- [Short task] Without altering anything, output the material below.

(Data listing)
————

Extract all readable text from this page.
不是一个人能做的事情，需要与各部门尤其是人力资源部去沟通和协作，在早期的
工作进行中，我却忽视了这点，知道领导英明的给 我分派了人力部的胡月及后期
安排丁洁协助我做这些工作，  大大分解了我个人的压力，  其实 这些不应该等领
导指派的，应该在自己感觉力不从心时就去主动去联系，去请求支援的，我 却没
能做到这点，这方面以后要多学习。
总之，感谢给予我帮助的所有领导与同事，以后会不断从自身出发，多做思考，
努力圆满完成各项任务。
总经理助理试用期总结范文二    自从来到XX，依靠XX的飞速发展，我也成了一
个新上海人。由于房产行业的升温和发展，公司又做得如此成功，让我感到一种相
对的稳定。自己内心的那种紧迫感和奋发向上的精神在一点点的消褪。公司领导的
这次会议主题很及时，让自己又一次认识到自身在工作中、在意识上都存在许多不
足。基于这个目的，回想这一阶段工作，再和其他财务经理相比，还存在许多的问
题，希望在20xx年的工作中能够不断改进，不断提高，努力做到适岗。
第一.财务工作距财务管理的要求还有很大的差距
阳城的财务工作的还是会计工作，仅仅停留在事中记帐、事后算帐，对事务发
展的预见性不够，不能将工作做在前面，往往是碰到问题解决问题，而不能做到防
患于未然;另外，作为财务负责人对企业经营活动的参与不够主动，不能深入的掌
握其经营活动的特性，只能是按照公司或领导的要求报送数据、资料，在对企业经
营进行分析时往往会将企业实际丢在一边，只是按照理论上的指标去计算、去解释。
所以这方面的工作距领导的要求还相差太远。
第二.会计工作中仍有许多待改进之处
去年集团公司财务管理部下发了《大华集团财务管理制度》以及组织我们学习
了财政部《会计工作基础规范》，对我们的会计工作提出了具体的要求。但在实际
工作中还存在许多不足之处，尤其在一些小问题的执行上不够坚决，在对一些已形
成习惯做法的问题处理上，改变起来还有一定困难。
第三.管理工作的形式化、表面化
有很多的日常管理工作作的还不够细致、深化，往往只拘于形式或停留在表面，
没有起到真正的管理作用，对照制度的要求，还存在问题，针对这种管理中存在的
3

————

- [Reply]
Extract all readable text from this page.
不是一个人能做的事情，需要与各部门尤其是人力资源部去沟通和协作，在早期的
工作进行中，我却忽视了这点，知道领导英明的给 我分派了人力部的胡月及后期
安排丁洁协助我做这些工作，  大大分解了我个人的压力，  其实 这些不应该等领
导指派的，应该在自己感觉力不从心时就去主动去联系，去请求支援的，我 却没
能做到这点，这方面以后要多学习。
总之，感谢给予我帮助的所有领导与同事，以后会不断从自身出发，多做思考，
努力圆满完成各项任务。
总经理助理试用期总结范文二    自从来到XX，依靠XX的飞速发展，我也成了一
个新上海人。由于房产行业的升温和发展，公司又做得如此成功，让我感到一种相
对的稳定。自己内心的那种紧迫感和奋发向上的精神在一点点的消褪。公司领导的
这次会议主题很及时，让自己又一次认识到自身在工作中、在意识上都存在许多不
足。基于这个目的，回想这一阶段工作，再和其他财务经理相比，还存在许多的问
题，希望在20xx年的工作中能够不断改进，不断提高，努力做到适岗。
第一.财务工作距财务管理的要求还有很大的差距
阳城的财务工作的还是会计工作，仅仅停留在事中记帐、事后算帐，对事务发
展的预见性不够，不能将工作做在前面，往往是碰到问题解决问题，而不能做到防
患于未然;另外，作为财务负责人对企业经营活动的参与不够主动，不能深入的掌
握其经营活动的特性，只能是按照公司或领导的要求报送数据、资料，在对企业经
营进行分析时往往会将企业实际丢在一边，只是按照理论上的指标去计算、去解释。
所以这方面的工作距领导的要求还相差太远。
第二.会计工作中仍有许多待改进之处
去年集团公司财务管理部下发了《大华集团财务管理制度》以及组织我们学习
了财政部《会计工作基础规范》，对我们的会计工作提出了具体的要求。但在实际
工作中还存在许多不足之处，尤其在一些小问题的执行上不够坚决，在对一些已形
成习惯做法的问题处理上，改变起来还有一定困难。
第三.管理工作的形式化、表面化
有很多的日常管理工作作的还不够细致、深化，往往只拘于形式或停留在表面，
没有起到真正的管理作用，对照制度的要求，还存在问题，针对这种管理中存在的
3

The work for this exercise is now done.